Items from a data source:
▬▬▬▬▬▬

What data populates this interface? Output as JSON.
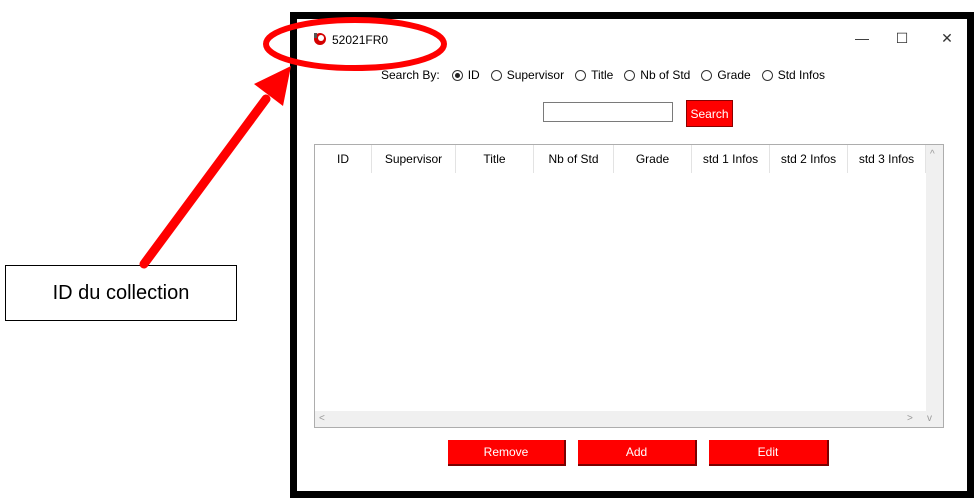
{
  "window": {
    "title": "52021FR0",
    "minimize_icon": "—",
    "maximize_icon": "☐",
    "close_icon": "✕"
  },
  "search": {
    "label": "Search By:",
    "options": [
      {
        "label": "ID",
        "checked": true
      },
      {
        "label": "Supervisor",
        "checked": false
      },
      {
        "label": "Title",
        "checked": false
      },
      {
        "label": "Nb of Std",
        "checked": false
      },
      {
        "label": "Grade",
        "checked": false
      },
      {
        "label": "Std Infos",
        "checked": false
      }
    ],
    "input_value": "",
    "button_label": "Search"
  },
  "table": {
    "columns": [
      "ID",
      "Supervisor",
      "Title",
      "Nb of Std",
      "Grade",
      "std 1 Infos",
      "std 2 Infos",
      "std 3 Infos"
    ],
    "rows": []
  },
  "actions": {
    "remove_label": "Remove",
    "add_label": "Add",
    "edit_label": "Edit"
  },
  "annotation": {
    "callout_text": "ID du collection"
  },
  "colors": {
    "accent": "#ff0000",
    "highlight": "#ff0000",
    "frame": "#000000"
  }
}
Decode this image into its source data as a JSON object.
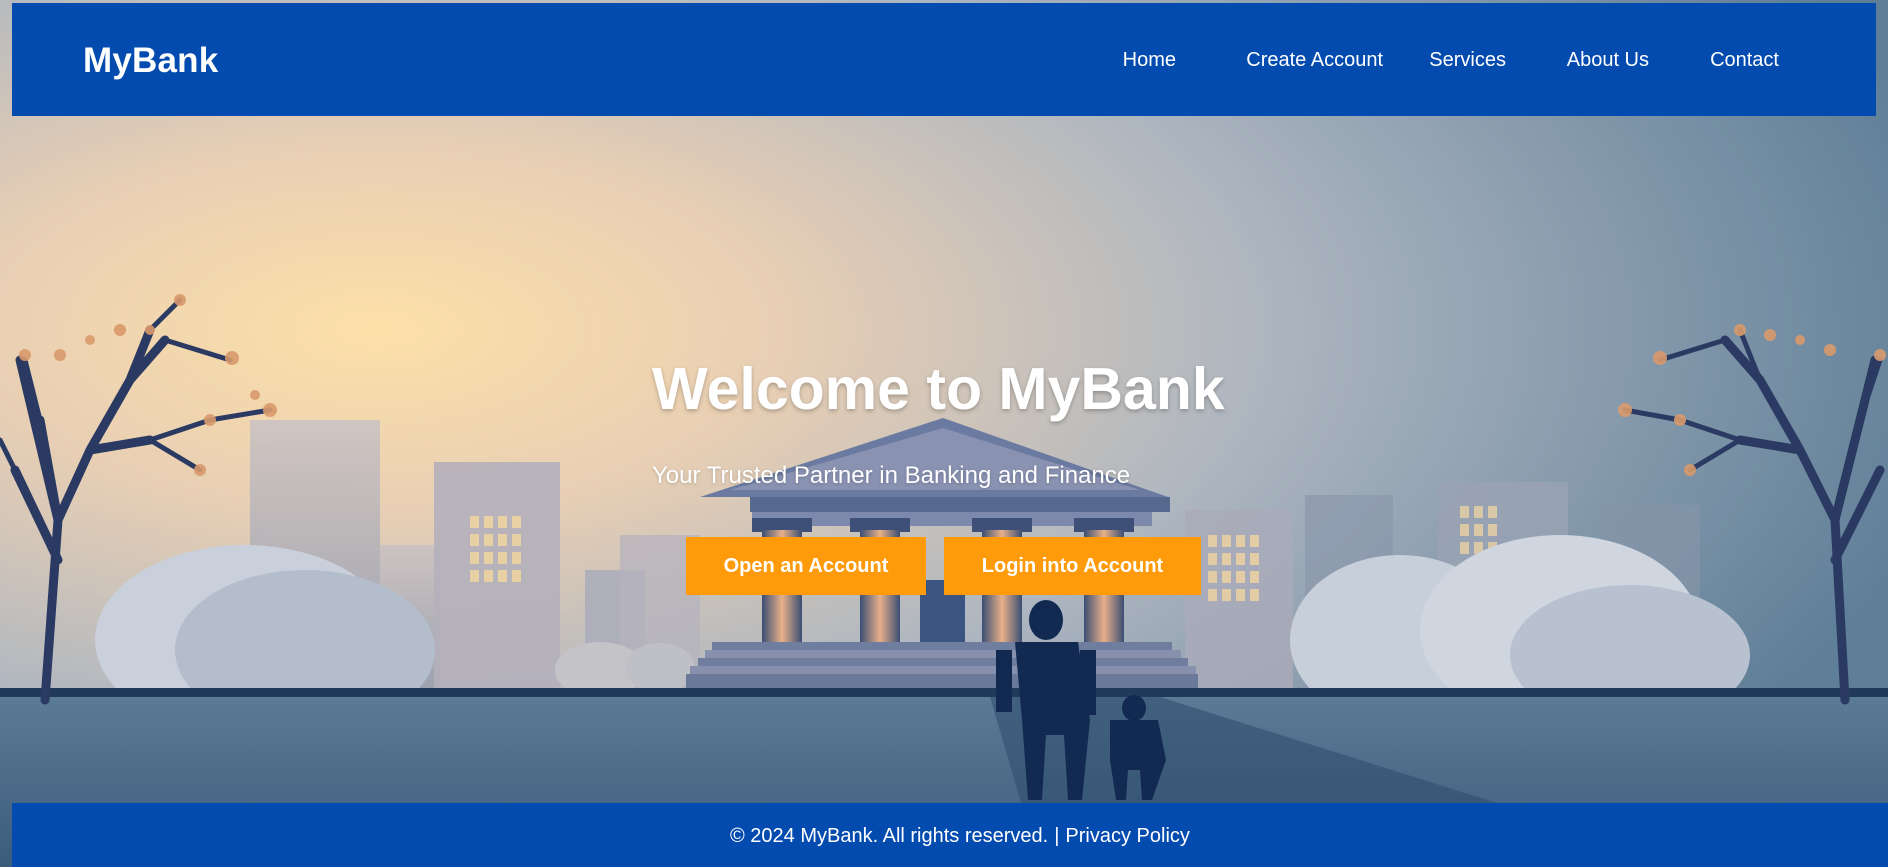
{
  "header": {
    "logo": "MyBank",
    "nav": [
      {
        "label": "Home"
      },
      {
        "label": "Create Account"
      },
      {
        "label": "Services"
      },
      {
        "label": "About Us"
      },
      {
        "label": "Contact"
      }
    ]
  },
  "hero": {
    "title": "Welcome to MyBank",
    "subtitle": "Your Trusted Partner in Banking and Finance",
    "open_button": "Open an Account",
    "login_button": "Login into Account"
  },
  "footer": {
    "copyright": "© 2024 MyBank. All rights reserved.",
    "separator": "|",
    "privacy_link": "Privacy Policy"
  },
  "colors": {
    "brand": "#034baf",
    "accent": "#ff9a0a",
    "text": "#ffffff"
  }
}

▬▬▬▬▬▬

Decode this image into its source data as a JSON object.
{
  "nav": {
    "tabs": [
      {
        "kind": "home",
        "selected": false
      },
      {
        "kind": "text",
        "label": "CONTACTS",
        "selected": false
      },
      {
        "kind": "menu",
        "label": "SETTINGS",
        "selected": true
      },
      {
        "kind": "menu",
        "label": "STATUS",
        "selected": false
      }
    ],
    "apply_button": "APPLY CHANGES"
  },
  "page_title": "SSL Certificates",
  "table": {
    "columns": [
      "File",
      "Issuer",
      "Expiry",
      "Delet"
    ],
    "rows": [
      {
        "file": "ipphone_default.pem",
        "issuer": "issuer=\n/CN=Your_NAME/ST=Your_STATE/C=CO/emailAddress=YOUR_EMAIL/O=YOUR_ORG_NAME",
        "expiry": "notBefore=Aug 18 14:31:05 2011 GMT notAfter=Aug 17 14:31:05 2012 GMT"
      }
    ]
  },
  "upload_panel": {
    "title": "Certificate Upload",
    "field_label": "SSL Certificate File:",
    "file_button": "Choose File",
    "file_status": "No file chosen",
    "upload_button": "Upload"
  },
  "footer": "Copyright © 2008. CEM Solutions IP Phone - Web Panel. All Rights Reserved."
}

▬▬▬▬▬▬

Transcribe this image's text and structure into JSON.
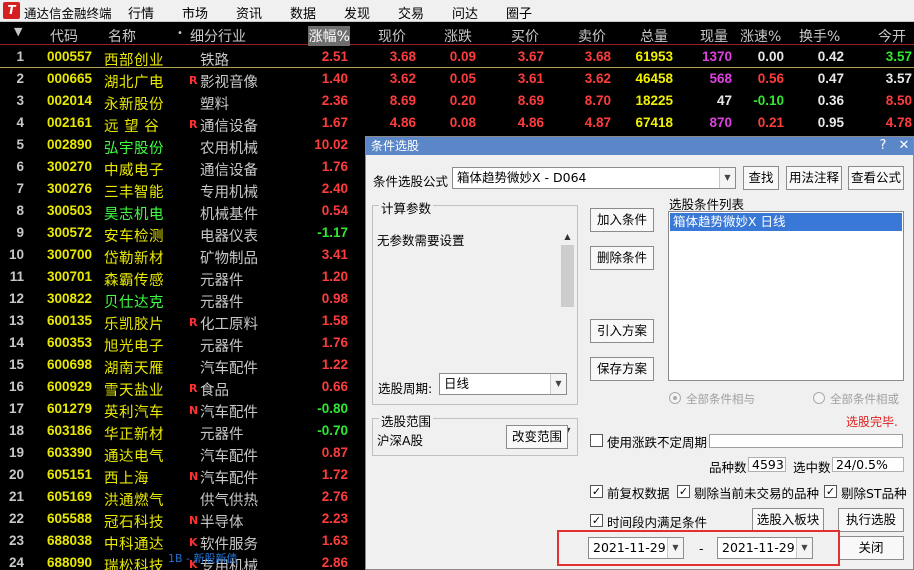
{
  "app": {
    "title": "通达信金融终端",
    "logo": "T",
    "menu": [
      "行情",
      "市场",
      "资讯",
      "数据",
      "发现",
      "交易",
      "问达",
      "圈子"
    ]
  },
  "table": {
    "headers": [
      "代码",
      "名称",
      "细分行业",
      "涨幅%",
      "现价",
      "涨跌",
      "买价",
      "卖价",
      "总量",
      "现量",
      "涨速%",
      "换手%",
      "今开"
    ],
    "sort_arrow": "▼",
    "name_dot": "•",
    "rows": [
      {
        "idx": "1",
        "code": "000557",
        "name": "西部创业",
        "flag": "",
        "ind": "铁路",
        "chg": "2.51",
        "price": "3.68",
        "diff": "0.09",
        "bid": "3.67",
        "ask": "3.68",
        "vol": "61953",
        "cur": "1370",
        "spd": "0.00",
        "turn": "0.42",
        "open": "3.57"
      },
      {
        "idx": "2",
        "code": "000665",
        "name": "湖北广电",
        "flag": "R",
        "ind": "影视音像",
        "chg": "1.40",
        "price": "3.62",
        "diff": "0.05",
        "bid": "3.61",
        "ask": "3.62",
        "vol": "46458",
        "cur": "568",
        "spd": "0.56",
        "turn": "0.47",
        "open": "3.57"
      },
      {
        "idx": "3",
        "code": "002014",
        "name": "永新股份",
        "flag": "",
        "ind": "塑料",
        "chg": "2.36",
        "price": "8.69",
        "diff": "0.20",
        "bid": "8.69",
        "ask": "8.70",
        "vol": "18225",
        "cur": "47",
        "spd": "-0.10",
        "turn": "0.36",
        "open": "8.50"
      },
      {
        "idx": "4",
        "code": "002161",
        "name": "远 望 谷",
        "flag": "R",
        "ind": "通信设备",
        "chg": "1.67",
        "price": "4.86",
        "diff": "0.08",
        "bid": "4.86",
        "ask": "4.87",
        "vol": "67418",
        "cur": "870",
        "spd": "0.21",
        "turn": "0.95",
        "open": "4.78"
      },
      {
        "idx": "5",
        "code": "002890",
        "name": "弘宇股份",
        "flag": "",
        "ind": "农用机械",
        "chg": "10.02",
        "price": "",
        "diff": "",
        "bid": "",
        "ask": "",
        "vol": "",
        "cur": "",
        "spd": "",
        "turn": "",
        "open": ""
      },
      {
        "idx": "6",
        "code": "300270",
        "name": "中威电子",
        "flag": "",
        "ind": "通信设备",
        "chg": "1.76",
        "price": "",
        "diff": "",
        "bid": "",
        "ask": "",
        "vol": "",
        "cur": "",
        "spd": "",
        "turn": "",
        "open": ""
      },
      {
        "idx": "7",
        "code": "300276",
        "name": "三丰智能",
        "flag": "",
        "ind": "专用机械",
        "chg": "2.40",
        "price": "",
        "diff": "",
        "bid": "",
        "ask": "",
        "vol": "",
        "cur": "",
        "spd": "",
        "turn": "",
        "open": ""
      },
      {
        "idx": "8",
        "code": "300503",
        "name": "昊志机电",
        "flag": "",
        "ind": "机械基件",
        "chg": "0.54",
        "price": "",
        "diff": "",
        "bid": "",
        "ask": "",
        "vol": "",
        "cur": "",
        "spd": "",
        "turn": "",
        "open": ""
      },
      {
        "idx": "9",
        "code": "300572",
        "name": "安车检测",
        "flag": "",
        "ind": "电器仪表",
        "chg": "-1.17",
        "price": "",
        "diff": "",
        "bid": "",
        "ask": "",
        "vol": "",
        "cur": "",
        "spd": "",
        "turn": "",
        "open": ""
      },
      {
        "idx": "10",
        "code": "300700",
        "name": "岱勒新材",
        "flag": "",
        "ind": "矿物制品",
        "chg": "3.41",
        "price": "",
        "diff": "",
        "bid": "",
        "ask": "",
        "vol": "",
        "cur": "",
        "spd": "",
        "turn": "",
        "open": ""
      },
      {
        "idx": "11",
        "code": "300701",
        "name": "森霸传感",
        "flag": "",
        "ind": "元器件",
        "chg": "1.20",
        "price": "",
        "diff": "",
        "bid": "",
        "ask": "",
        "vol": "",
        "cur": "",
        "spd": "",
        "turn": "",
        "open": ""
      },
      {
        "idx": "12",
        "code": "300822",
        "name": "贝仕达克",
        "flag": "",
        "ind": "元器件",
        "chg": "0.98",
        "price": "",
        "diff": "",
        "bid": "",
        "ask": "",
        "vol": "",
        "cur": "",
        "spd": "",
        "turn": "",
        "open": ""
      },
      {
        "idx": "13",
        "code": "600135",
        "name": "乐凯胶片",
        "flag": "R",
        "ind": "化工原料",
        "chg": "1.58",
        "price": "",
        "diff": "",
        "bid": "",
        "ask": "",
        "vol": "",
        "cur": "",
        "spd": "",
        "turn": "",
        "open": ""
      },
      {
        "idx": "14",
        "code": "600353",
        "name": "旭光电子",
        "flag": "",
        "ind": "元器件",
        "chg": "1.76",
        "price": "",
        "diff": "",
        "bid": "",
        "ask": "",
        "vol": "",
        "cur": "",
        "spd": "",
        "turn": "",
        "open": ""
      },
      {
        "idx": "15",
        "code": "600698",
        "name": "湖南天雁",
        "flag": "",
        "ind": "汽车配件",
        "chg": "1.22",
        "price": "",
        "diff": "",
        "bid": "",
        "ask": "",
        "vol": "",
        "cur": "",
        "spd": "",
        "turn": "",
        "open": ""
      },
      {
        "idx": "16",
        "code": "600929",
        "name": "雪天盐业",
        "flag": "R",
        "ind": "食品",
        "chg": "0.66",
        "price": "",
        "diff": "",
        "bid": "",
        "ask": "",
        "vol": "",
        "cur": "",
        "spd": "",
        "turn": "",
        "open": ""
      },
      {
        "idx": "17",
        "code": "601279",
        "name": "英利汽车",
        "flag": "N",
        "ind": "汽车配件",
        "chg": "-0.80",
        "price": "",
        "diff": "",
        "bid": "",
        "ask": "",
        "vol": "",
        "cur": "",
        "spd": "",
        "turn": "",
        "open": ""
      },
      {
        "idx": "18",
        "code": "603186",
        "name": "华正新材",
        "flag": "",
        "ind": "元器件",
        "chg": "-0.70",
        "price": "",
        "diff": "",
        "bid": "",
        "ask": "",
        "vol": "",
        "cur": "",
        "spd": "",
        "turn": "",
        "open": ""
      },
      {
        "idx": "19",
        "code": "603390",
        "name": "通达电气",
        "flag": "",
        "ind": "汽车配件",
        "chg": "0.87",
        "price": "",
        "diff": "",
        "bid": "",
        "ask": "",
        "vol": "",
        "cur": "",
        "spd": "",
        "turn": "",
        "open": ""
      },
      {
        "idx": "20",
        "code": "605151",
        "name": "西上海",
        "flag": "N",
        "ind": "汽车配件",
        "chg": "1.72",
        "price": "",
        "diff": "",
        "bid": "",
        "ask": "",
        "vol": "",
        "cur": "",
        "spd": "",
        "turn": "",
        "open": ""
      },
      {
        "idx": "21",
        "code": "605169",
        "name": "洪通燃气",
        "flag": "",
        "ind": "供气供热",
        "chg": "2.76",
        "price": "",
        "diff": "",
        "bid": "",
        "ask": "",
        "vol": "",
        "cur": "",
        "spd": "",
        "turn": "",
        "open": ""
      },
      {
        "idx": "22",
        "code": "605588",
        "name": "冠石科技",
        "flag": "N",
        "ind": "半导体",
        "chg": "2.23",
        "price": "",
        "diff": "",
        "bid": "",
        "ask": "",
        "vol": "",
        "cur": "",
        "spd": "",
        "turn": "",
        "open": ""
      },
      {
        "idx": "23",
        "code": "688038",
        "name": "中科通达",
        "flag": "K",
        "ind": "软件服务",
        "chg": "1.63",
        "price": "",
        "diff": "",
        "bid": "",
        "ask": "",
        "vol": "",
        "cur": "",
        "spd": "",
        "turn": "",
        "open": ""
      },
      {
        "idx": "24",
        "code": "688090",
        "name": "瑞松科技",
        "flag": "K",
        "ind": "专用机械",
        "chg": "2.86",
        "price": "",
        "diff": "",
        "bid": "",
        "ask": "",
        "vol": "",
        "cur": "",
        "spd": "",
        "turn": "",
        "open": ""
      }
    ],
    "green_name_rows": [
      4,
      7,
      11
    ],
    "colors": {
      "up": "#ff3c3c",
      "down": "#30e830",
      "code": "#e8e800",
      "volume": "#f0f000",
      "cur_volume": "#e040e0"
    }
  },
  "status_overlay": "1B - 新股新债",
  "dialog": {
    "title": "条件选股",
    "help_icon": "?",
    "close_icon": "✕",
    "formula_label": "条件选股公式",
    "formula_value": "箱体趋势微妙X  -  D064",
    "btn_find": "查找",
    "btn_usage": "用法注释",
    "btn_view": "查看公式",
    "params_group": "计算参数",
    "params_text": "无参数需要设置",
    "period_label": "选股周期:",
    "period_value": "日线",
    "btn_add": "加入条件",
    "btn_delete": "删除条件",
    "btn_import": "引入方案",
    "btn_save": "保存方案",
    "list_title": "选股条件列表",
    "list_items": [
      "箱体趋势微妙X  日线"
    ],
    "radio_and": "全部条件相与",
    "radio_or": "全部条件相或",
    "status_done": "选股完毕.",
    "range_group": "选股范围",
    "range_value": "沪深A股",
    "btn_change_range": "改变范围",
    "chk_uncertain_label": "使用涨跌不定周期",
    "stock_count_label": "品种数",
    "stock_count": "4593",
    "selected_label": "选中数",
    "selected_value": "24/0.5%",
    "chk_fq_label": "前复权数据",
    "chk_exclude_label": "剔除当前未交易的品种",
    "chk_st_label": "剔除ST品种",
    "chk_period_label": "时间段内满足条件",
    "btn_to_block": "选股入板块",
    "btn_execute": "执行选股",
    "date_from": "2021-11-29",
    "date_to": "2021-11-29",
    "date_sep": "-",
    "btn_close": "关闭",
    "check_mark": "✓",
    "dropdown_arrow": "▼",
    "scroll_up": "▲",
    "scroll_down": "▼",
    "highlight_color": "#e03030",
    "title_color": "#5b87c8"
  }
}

▬▬▬▬▬▬

» **WRITTEN REQUEST**
Copy every line in the records above that contains the word "footer".

» **SOLUTION**
  "footer": {
  "footer": "Copyright © 2008. CEM Solutions IP Phone - Web Panel. All Rights Reserved."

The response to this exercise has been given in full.